WORK TO COMPLETE: Starting at the line that holds "Decode this image", copy every line exactly through the end of the data, and no others.

SUPPLIED DATA:
★ ★ ★ ★ ★
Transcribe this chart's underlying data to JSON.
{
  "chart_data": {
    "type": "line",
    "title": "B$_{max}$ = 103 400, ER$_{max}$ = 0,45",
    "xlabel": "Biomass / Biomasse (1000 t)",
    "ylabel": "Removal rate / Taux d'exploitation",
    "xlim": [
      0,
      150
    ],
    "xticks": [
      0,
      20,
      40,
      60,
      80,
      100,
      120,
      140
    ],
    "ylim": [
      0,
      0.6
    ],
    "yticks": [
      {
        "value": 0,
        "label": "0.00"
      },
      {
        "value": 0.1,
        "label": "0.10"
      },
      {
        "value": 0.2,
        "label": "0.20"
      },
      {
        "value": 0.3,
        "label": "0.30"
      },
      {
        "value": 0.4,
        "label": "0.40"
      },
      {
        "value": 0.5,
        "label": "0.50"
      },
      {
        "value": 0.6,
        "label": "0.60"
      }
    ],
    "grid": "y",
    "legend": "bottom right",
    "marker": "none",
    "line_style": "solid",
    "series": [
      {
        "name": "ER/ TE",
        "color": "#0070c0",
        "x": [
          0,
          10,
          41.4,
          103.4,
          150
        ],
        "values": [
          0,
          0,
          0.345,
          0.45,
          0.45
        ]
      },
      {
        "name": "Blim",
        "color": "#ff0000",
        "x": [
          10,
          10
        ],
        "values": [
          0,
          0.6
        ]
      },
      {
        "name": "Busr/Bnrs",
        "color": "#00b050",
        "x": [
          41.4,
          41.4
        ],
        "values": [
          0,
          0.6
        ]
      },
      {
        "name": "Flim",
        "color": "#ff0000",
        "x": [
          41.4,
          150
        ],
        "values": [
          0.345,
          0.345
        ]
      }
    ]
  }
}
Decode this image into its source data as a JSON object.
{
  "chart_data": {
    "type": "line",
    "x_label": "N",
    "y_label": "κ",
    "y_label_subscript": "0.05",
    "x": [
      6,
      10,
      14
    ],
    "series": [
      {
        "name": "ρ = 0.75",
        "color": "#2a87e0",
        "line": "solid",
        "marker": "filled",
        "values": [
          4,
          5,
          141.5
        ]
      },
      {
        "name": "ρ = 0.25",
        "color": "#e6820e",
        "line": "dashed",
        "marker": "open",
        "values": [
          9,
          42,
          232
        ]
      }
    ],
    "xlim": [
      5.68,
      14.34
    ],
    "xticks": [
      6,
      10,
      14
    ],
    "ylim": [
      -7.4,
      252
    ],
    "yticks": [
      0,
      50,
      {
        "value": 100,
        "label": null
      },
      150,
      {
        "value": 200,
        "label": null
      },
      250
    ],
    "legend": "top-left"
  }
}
★ ★ ★ ★ ★
ANSWER TO THE TASK:
Decode this image into its source data as a JSON object.
{
  "chart_data": {
    "type": "line",
    "x_label": "N",
    "y_label": "κ",
    "y_label_subscript": "0.05",
    "x": [
      6,
      10,
      14
    ],
    "series": [
      {
        "name": "ρ = 0.75",
        "color": "#2a87e0",
        "line": "solid",
        "marker": "filled",
        "values": [
          4,
          5,
          141.5
        ]
      },
      {
        "name": "ρ = 0.25",
        "color": "#e6820e",
        "line": "dashed",
        "marker": "open",
        "values": [
          9,
          42,
          232
        ]
      }
    ],
    "xlim": [
      5.68,
      14.34
    ],
    "xticks": [
      6,
      10,
      14
    ],
    "ylim": [
      -7.4,
      252
    ],
    "yticks": [
      0,
      50,
      {
        "value": 100,
        "label": null
      },
      150,
      {
        "value": 200,
        "label": null
      },
      250
    ],
    "legend": "top-left"
  }
}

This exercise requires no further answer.